Direction
Copy out all lines that hold "subtitle".
╔══
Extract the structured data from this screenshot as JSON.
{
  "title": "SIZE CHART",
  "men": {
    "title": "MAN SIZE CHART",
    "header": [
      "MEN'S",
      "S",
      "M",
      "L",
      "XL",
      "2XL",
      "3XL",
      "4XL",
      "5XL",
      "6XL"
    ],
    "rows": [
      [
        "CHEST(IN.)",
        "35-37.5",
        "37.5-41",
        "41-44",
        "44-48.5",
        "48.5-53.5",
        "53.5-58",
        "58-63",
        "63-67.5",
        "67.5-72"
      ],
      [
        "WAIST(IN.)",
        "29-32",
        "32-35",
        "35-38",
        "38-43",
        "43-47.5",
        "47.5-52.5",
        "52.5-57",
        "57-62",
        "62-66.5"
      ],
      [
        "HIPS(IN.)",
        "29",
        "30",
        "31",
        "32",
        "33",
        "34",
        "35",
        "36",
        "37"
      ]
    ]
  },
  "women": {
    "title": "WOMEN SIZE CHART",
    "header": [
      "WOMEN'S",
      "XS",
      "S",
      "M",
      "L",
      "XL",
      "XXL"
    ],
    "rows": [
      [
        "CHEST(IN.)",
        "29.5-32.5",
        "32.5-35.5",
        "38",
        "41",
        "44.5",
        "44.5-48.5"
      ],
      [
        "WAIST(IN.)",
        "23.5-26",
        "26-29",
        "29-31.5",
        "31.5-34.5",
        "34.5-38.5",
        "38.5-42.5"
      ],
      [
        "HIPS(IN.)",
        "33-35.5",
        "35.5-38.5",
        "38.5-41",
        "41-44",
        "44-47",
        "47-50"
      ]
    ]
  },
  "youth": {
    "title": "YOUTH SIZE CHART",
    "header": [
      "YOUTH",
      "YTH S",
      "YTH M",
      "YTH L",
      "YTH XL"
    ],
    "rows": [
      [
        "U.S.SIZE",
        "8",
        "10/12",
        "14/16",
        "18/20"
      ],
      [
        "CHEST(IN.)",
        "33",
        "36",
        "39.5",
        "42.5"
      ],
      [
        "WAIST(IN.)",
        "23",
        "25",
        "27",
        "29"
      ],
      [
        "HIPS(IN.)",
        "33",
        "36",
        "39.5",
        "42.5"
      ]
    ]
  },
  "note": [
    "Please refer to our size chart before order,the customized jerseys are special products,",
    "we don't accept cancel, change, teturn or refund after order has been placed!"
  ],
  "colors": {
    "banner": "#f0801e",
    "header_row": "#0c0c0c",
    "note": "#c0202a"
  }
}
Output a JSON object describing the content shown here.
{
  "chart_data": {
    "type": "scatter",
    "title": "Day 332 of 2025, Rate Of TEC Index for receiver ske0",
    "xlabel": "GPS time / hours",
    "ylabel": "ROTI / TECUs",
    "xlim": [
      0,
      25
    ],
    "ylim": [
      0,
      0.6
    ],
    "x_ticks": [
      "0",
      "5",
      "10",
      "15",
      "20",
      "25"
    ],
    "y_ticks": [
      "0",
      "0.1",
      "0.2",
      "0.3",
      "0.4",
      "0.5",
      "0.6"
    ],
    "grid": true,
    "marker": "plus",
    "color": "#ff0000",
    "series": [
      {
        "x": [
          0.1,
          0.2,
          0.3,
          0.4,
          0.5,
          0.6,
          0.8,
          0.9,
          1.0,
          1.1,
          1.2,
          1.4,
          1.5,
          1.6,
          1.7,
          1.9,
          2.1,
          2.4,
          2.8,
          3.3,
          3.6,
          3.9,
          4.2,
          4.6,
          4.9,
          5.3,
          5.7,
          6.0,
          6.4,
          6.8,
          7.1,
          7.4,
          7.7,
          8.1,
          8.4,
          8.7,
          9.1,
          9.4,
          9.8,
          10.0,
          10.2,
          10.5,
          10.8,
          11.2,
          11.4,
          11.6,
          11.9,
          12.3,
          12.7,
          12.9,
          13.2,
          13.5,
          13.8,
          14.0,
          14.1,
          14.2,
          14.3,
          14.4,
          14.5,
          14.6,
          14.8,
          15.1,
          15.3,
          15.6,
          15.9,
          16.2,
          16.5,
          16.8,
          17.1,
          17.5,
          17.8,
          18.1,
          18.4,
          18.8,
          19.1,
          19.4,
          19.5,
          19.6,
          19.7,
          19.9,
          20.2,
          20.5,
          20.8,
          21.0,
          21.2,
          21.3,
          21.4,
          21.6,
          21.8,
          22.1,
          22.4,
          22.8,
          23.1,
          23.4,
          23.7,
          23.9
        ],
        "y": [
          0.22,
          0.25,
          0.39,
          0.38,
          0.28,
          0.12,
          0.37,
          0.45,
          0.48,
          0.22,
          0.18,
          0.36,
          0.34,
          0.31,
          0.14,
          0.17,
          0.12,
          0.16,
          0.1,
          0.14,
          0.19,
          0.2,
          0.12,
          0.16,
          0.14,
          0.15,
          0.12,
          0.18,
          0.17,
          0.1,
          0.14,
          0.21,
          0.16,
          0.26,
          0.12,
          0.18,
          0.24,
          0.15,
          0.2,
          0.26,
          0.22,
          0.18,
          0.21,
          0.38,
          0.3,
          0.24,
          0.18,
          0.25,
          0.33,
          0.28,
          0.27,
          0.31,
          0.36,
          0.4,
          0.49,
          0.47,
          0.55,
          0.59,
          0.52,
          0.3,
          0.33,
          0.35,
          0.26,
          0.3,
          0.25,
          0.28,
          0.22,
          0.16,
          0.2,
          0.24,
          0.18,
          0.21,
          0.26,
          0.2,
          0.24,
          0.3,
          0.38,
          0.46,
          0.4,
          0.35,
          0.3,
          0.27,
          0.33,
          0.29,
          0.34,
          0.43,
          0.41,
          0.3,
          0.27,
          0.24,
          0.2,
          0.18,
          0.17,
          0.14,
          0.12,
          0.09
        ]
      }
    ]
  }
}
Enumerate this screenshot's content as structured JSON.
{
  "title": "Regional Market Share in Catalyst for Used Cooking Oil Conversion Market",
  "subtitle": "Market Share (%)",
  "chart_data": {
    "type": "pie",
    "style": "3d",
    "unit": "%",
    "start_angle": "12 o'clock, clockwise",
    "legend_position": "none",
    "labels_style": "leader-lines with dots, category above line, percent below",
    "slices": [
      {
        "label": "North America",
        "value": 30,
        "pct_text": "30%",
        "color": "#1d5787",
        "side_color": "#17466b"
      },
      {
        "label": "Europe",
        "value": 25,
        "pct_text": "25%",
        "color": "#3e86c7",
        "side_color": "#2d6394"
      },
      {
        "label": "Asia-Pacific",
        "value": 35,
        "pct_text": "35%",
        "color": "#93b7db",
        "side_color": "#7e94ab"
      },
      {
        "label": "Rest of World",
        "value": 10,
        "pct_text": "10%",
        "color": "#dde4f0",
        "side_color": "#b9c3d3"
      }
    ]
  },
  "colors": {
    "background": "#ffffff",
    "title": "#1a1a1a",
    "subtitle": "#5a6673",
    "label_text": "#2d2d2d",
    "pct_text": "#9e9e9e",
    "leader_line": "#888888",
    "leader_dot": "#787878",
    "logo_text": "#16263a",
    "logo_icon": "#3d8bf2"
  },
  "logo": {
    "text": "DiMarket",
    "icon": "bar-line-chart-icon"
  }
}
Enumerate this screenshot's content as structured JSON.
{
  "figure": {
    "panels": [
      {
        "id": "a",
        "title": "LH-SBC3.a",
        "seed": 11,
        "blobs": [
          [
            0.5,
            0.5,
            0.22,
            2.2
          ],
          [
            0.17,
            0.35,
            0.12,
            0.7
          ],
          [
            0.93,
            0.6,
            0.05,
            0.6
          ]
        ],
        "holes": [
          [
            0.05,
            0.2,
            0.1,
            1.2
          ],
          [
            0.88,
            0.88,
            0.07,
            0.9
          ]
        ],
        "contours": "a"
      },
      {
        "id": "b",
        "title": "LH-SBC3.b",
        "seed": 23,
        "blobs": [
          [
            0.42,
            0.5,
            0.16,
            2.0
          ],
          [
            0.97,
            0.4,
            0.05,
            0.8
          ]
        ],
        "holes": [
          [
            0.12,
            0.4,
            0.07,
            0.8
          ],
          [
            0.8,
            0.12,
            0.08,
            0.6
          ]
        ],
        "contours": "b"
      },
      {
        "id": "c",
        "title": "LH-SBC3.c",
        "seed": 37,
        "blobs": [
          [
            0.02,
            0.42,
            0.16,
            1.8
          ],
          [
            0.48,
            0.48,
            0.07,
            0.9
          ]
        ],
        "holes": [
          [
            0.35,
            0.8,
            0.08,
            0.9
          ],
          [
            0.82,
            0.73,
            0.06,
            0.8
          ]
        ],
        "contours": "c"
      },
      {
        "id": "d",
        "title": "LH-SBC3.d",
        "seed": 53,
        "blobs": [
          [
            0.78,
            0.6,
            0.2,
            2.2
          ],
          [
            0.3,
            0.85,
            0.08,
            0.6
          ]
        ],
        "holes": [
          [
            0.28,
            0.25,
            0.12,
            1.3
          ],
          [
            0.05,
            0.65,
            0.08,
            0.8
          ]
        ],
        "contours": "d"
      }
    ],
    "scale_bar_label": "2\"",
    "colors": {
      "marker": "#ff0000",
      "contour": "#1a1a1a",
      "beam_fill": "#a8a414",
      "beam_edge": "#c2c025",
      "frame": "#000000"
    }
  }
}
╚══
Solved exercise
  "subtitle": "Market Share (%)",
    "subtitle": "#5a6673",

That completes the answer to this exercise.